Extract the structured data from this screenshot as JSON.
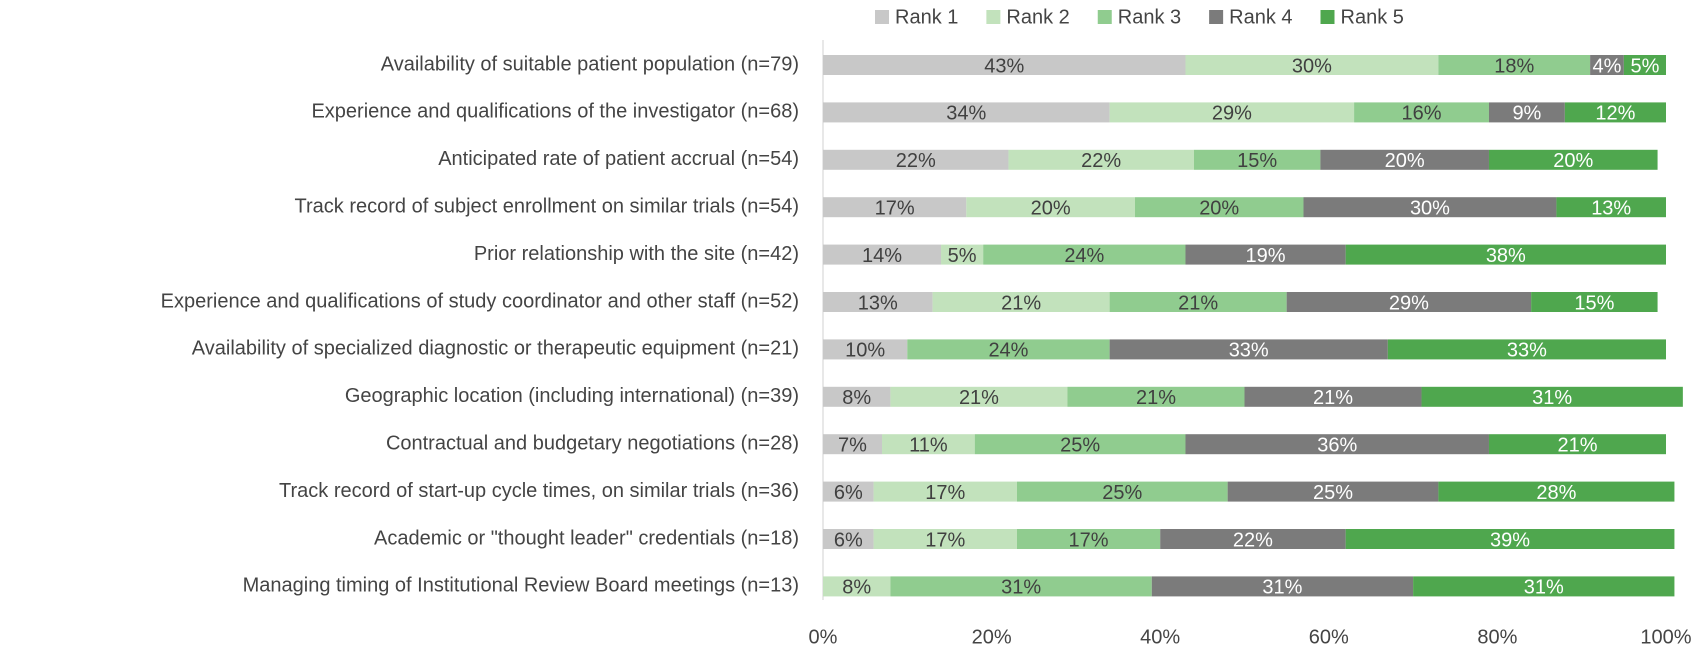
{
  "chart_data": {
    "type": "stacked_barh",
    "categories": [
      "Availability of suitable patient population (n=79)",
      "Experience and qualifications of the investigator (n=68)",
      "Anticipated rate of patient accrual (n=54)",
      "Track record of subject enrollment on similar trials (n=54)",
      "Prior relationship with the site (n=42)",
      "Experience and qualifications of study coordinator and other staff (n=52)",
      "Availability of specialized diagnostic or therapeutic equipment (n=21)",
      "Geographic location (including international) (n=39)",
      "Contractual and budgetary negotiations (n=28)",
      "Track record of start-up cycle times, on similar trials (n=36)",
      "Academic or \"thought leader\" credentials (n=18)",
      "Managing timing of Institutional Review Board meetings (n=13)"
    ],
    "series": [
      {
        "name": "Rank 1",
        "color": "#c8c8c8",
        "values": [
          43,
          34,
          22,
          17,
          14,
          13,
          10,
          8,
          7,
          6,
          6,
          null
        ],
        "value_labels": [
          "43%",
          "34%",
          "22%",
          "17%",
          "14%",
          "13%",
          "10%",
          "8%",
          "7%",
          "6%",
          "6%",
          null
        ]
      },
      {
        "name": "Rank 2",
        "color": "#c2e2bc",
        "values": [
          30,
          29,
          22,
          20,
          5,
          21,
          null,
          21,
          11,
          17,
          17,
          8
        ],
        "value_labels": [
          "30%",
          "29%",
          "22%",
          "20%",
          "5%",
          "21%",
          null,
          "21%",
          "11%",
          "17%",
          "17%",
          "8%"
        ]
      },
      {
        "name": "Rank 3",
        "color": "#90cc8f",
        "values": [
          18,
          16,
          15,
          20,
          24,
          21,
          24,
          21,
          25,
          25,
          17,
          31
        ],
        "value_labels": [
          "18%",
          "16%",
          "15%",
          "20%",
          "24%",
          "21%",
          "24%",
          "21%",
          "25%",
          "25%",
          "17%",
          "31%"
        ]
      },
      {
        "name": "Rank 4",
        "color": "#7b7b7b",
        "values": [
          4,
          9,
          20,
          30,
          19,
          29,
          33,
          21,
          36,
          25,
          22,
          31
        ],
        "value_labels": [
          "4%",
          "9%",
          "20%",
          "30%",
          "19%",
          "29%",
          "33%",
          "21%",
          "36%",
          "25%",
          "22%",
          "31%"
        ]
      },
      {
        "name": "Rank 5",
        "color": "#4fa74e",
        "values": [
          5,
          12,
          20,
          13,
          38,
          15,
          33,
          31,
          21,
          28,
          39,
          31
        ],
        "value_labels": [
          "5%",
          "12%",
          "20%",
          "13%",
          "38%",
          "15%",
          "33%",
          "31%",
          "21%",
          "28%",
          "39%",
          "31%"
        ]
      }
    ],
    "xlim": [
      0,
      100
    ],
    "xticks": [
      {
        "value": 0,
        "label": "0%"
      },
      {
        "value": 20,
        "label": "20%"
      },
      {
        "value": 40,
        "label": "40%"
      },
      {
        "value": 60,
        "label": "60%"
      },
      {
        "value": 80,
        "label": "80%"
      },
      {
        "value": 100,
        "label": "100%"
      }
    ],
    "legend": "top"
  }
}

## Aim
Leave out the pictures and copy everything else in the records word for word.

## Task result
Extract the structured data from this screenshot as JSON.
{
  "chart_data": {
    "type": "stacked_barh",
    "categories": [
      "Availability of suitable patient population (n=79)",
      "Experience and qualifications of the investigator (n=68)",
      "Anticipated rate of patient accrual (n=54)",
      "Track record of subject enrollment on similar trials (n=54)",
      "Prior relationship with the site (n=42)",
      "Experience and qualifications of study coordinator and other staff (n=52)",
      "Availability of specialized diagnostic or therapeutic equipment (n=21)",
      "Geographic location (including international) (n=39)",
      "Contractual and budgetary negotiations (n=28)",
      "Track record of start-up cycle times, on similar trials (n=36)",
      "Academic or \"thought leader\" credentials (n=18)",
      "Managing timing of Institutional Review Board meetings (n=13)"
    ],
    "series": [
      {
        "name": "Rank 1",
        "color": "#c8c8c8",
        "values": [
          43,
          34,
          22,
          17,
          14,
          13,
          10,
          8,
          7,
          6,
          6,
          null
        ],
        "value_labels": [
          "43%",
          "34%",
          "22%",
          "17%",
          "14%",
          "13%",
          "10%",
          "8%",
          "7%",
          "6%",
          "6%",
          null
        ]
      },
      {
        "name": "Rank 2",
        "color": "#c2e2bc",
        "values": [
          30,
          29,
          22,
          20,
          5,
          21,
          null,
          21,
          11,
          17,
          17,
          8
        ],
        "value_labels": [
          "30%",
          "29%",
          "22%",
          "20%",
          "5%",
          "21%",
          null,
          "21%",
          "11%",
          "17%",
          "17%",
          "8%"
        ]
      },
      {
        "name": "Rank 3",
        "color": "#90cc8f",
        "values": [
          18,
          16,
          15,
          20,
          24,
          21,
          24,
          21,
          25,
          25,
          17,
          31
        ],
        "value_labels": [
          "18%",
          "16%",
          "15%",
          "20%",
          "24%",
          "21%",
          "24%",
          "21%",
          "25%",
          "25%",
          "17%",
          "31%"
        ]
      },
      {
        "name": "Rank 4",
        "color": "#7b7b7b",
        "values": [
          4,
          9,
          20,
          30,
          19,
          29,
          33,
          21,
          36,
          25,
          22,
          31
        ],
        "value_labels": [
          "4%",
          "9%",
          "20%",
          "30%",
          "19%",
          "29%",
          "33%",
          "21%",
          "36%",
          "25%",
          "22%",
          "31%"
        ]
      },
      {
        "name": "Rank 5",
        "color": "#4fa74e",
        "values": [
          5,
          12,
          20,
          13,
          38,
          15,
          33,
          31,
          21,
          28,
          39,
          31
        ],
        "value_labels": [
          "5%",
          "12%",
          "20%",
          "13%",
          "38%",
          "15%",
          "33%",
          "31%",
          "21%",
          "28%",
          "39%",
          "31%"
        ]
      }
    ],
    "xlim": [
      0,
      100
    ],
    "xticks": [
      {
        "value": 0,
        "label": "0%"
      },
      {
        "value": 20,
        "label": "20%"
      },
      {
        "value": 40,
        "label": "40%"
      },
      {
        "value": 60,
        "label": "60%"
      },
      {
        "value": 80,
        "label": "80%"
      },
      {
        "value": 100,
        "label": "100%"
      }
    ],
    "legend": "top"
  }
}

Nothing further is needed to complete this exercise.